What is required:
Set down the full listing exactly, character for character.

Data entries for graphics
::::::::::

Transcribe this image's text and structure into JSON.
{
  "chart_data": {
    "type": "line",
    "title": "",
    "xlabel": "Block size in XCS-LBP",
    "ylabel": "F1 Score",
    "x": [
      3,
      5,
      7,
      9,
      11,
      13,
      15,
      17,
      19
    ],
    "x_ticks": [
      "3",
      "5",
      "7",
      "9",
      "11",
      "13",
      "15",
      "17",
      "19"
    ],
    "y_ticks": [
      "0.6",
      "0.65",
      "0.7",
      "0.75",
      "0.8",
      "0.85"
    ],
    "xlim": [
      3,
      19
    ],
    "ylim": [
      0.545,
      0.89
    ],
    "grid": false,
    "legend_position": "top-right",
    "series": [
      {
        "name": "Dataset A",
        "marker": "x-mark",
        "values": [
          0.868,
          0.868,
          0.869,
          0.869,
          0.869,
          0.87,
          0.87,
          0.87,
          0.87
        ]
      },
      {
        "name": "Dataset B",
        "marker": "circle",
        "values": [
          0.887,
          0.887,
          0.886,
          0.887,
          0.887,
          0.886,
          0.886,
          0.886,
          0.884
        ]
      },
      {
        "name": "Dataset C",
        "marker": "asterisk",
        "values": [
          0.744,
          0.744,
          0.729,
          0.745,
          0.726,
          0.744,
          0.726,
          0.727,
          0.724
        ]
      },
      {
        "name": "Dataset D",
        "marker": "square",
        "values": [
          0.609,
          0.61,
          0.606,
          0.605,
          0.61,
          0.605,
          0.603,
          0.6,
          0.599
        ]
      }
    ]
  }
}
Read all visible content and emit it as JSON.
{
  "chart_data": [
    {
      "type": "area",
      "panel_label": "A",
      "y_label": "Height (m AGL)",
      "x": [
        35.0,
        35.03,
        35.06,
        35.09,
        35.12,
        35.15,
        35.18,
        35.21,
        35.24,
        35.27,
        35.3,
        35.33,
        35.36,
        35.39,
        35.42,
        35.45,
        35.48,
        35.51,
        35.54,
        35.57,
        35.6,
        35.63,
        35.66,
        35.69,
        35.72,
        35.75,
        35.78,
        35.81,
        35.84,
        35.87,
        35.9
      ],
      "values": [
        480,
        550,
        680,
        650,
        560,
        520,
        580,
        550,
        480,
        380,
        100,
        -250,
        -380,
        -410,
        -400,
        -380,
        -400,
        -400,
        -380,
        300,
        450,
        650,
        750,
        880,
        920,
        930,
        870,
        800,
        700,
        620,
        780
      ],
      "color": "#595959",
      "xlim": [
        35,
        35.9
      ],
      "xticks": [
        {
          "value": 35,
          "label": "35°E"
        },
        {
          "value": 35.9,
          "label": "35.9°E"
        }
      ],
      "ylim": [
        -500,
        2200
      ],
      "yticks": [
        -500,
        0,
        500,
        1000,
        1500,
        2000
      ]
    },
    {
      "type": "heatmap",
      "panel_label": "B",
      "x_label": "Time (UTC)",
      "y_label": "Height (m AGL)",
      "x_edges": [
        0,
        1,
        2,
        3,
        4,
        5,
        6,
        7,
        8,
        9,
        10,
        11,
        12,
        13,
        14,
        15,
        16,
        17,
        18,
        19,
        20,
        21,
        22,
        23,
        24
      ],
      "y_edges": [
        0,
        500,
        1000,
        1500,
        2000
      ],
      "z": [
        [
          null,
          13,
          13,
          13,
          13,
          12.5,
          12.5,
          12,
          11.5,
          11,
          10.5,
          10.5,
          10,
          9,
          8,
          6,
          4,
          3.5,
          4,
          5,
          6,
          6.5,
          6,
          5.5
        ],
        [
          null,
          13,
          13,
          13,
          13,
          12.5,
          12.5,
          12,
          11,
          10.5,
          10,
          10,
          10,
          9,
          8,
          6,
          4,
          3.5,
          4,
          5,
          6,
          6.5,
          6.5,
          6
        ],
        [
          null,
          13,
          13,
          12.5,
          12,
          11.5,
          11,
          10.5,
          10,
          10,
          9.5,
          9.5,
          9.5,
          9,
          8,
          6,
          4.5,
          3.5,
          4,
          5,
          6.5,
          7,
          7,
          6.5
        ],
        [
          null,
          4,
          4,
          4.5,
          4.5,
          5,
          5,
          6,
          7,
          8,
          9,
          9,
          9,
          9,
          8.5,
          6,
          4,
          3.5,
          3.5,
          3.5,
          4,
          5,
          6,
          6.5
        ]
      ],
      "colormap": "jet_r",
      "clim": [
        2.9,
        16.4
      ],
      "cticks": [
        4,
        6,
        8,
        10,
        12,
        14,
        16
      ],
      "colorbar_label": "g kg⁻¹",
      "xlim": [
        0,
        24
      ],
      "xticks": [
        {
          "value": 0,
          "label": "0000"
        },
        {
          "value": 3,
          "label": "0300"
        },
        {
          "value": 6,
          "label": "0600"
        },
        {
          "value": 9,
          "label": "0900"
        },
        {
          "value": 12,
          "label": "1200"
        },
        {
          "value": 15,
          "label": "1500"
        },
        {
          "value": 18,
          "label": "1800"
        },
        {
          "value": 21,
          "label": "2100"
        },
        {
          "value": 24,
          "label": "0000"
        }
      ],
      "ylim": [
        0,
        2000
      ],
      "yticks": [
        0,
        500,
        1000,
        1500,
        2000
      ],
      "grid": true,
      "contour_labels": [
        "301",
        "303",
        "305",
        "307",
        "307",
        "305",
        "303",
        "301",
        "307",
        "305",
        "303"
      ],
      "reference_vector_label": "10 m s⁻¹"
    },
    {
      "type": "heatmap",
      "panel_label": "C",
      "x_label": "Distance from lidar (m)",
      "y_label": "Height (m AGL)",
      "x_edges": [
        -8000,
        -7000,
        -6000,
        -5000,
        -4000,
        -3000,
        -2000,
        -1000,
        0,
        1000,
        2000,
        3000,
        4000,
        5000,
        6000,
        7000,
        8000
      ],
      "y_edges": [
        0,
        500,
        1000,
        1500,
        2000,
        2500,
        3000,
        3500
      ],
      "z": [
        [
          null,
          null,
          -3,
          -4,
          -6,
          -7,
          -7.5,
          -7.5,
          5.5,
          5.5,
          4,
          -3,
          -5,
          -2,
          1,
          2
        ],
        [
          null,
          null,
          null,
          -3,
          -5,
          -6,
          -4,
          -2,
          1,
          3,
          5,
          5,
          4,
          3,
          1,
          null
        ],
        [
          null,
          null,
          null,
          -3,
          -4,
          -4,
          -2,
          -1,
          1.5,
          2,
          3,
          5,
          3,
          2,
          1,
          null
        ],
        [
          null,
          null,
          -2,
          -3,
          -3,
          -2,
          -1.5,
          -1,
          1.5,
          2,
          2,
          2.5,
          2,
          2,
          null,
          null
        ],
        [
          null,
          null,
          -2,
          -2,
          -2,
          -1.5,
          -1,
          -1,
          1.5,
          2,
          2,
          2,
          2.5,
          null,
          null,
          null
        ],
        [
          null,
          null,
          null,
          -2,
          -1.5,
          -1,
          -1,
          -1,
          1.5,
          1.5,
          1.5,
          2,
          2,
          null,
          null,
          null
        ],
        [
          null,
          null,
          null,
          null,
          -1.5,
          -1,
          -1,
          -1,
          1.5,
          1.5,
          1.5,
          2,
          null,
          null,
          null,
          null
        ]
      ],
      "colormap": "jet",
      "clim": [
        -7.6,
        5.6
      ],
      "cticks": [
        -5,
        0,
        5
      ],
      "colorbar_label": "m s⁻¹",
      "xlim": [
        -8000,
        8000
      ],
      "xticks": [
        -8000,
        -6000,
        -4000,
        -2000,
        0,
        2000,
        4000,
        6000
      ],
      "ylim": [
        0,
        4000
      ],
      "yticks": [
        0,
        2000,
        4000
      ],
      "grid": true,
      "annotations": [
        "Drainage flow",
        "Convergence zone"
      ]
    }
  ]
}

::::::::::

Correct response:
Transcribe this image's text and structure into JSON.
{
  "chart_data": {
    "type": "line",
    "title": "",
    "xlabel": "Block size in XCS-LBP",
    "ylabel": "F1 Score",
    "x": [
      3,
      5,
      7,
      9,
      11,
      13,
      15,
      17,
      19
    ],
    "x_ticks": [
      "3",
      "5",
      "7",
      "9",
      "11",
      "13",
      "15",
      "17",
      "19"
    ],
    "y_ticks": [
      "0.6",
      "0.65",
      "0.7",
      "0.75",
      "0.8",
      "0.85"
    ],
    "xlim": [
      3,
      19
    ],
    "ylim": [
      0.545,
      0.89
    ],
    "grid": false,
    "legend_position": "top-right",
    "series": [
      {
        "name": "Dataset A",
        "marker": "x-mark",
        "values": [
          0.868,
          0.868,
          0.869,
          0.869,
          0.869,
          0.87,
          0.87,
          0.87,
          0.87
        ]
      },
      {
        "name": "Dataset B",
        "marker": "circle",
        "values": [
          0.887,
          0.887,
          0.886,
          0.887,
          0.887,
          0.886,
          0.886,
          0.886,
          0.884
        ]
      },
      {
        "name": "Dataset C",
        "marker": "asterisk",
        "values": [
          0.744,
          0.744,
          0.729,
          0.745,
          0.726,
          0.744,
          0.726,
          0.727,
          0.724
        ]
      },
      {
        "name": "Dataset D",
        "marker": "square",
        "values": [
          0.609,
          0.61,
          0.606,
          0.605,
          0.61,
          0.605,
          0.603,
          0.6,
          0.599
        ]
      }
    ]
  }
}
Read all visible content and emit it as JSON.
{
  "chart_data": [
    {
      "type": "area",
      "panel_label": "A",
      "y_label": "Height (m AGL)",
      "x": [
        35.0,
        35.03,
        35.06,
        35.09,
        35.12,
        35.15,
        35.18,
        35.21,
        35.24,
        35.27,
        35.3,
        35.33,
        35.36,
        35.39,
        35.42,
        35.45,
        35.48,
        35.51,
        35.54,
        35.57,
        35.6,
        35.63,
        35.66,
        35.69,
        35.72,
        35.75,
        35.78,
        35.81,
        35.84,
        35.87,
        35.9
      ],
      "values": [
        480,
        550,
        680,
        650,
        560,
        520,
        580,
        550,
        480,
        380,
        100,
        -250,
        -380,
        -410,
        -400,
        -380,
        -400,
        -400,
        -380,
        300,
        450,
        650,
        750,
        880,
        920,
        930,
        870,
        800,
        700,
        620,
        780
      ],
      "color": "#595959",
      "xlim": [
        35,
        35.9
      ],
      "xticks": [
        {
          "value": 35,
          "label": "35°E"
        },
        {
          "value": 35.9,
          "label": "35.9°E"
        }
      ],
      "ylim": [
        -500,
        2200
      ],
      "yticks": [
        -500,
        0,
        500,
        1000,
        1500,
        2000
      ]
    },
    {
      "type": "heatmap",
      "panel_label": "B",
      "x_label": "Time (UTC)",
      "y_label": "Height (m AGL)",
      "x_edges": [
        0,
        1,
        2,
        3,
        4,
        5,
        6,
        7,
        8,
        9,
        10,
        11,
        12,
        13,
        14,
        15,
        16,
        17,
        18,
        19,
        20,
        21,
        22,
        23,
        24
      ],
      "y_edges": [
        0,
        500,
        1000,
        1500,
        2000
      ],
      "z": [
        [
          null,
          13,
          13,
          13,
          13,
          12.5,
          12.5,
          12,
          11.5,
          11,
          10.5,
          10.5,
          10,
          9,
          8,
          6,
          4,
          3.5,
          4,
          5,
          6,
          6.5,
          6,
          5.5
        ],
        [
          null,
          13,
          13,
          13,
          13,
          12.5,
          12.5,
          12,
          11,
          10.5,
          10,
          10,
          10,
          9,
          8,
          6,
          4,
          3.5,
          4,
          5,
          6,
          6.5,
          6.5,
          6
        ],
        [
          null,
          13,
          13,
          12.5,
          12,
          11.5,
          11,
          10.5,
          10,
          10,
          9.5,
          9.5,
          9.5,
          9,
          8,
          6,
          4.5,
          3.5,
          4,
          5,
          6.5,
          7,
          7,
          6.5
        ],
        [
          null,
          4,
          4,
          4.5,
          4.5,
          5,
          5,
          6,
          7,
          8,
          9,
          9,
          9,
          9,
          8.5,
          6,
          4,
          3.5,
          3.5,
          3.5,
          4,
          5,
          6,
          6.5
        ]
      ],
      "colormap": "jet_r",
      "clim": [
        2.9,
        16.4
      ],
      "cticks": [
        4,
        6,
        8,
        10,
        12,
        14,
        16
      ],
      "colorbar_label": "g kg⁻¹",
      "xlim": [
        0,
        24
      ],
      "xticks": [
        {
          "value": 0,
          "label": "0000"
        },
        {
          "value": 3,
          "label": "0300"
        },
        {
          "value": 6,
          "label": "0600"
        },
        {
          "value": 9,
          "label": "0900"
        },
        {
          "value": 12,
          "label": "1200"
        },
        {
          "value": 15,
          "label": "1500"
        },
        {
          "value": 18,
          "label": "1800"
        },
        {
          "value": 21,
          "label": "2100"
        },
        {
          "value": 24,
          "label": "0000"
        }
      ],
      "ylim": [
        0,
        2000
      ],
      "yticks": [
        0,
        500,
        1000,
        1500,
        2000
      ],
      "grid": true,
      "contour_labels": [
        "301",
        "303",
        "305",
        "307",
        "307",
        "305",
        "303",
        "301",
        "307",
        "305",
        "303"
      ],
      "reference_vector_label": "10 m s⁻¹"
    },
    {
      "type": "heatmap",
      "panel_label": "C",
      "x_label": "Distance from lidar (m)",
      "y_label": "Height (m AGL)",
      "x_edges": [
        -8000,
        -7000,
        -6000,
        -5000,
        -4000,
        -3000,
        -2000,
        -1000,
        0,
        1000,
        2000,
        3000,
        4000,
        5000,
        6000,
        7000,
        8000
      ],
      "y_edges": [
        0,
        500,
        1000,
        1500,
        2000,
        2500,
        3000,
        3500
      ],
      "z": [
        [
          null,
          null,
          -3,
          -4,
          -6,
          -7,
          -7.5,
          -7.5,
          5.5,
          5.5,
          4,
          -3,
          -5,
          -2,
          1,
          2
        ],
        [
          null,
          null,
          null,
          -3,
          -5,
          -6,
          -4,
          -2,
          1,
          3,
          5,
          5,
          4,
          3,
          1,
          null
        ],
        [
          null,
          null,
          null,
          -3,
          -4,
          -4,
          -2,
          -1,
          1.5,
          2,
          3,
          5,
          3,
          2,
          1,
          null
        ],
        [
          null,
          null,
          -2,
          -3,
          -3,
          -2,
          -1.5,
          -1,
          1.5,
          2,
          2,
          2.5,
          2,
          2,
          null,
          null
        ],
        [
          null,
          null,
          -2,
          -2,
          -2,
          -1.5,
          -1,
          -1,
          1.5,
          2,
          2,
          2,
          2.5,
          null,
          null,
          null
        ],
        [
          null,
          null,
          null,
          -2,
          -1.5,
          -1,
          -1,
          -1,
          1.5,
          1.5,
          1.5,
          2,
          2,
          null,
          null,
          null
        ],
        [
          null,
          null,
          null,
          null,
          -1.5,
          -1,
          -1,
          -1,
          1.5,
          1.5,
          1.5,
          2,
          null,
          null,
          null,
          null
        ]
      ],
      "colormap": "jet",
      "clim": [
        -7.6,
        5.6
      ],
      "cticks": [
        -5,
        0,
        5
      ],
      "colorbar_label": "m s⁻¹",
      "xlim": [
        -8000,
        8000
      ],
      "xticks": [
        -8000,
        -6000,
        -4000,
        -2000,
        0,
        2000,
        4000,
        6000
      ],
      "ylim": [
        0,
        4000
      ],
      "yticks": [
        0,
        2000,
        4000
      ],
      "grid": true,
      "annotations": [
        "Drainage flow",
        "Convergence zone"
      ]
    }
  ]
}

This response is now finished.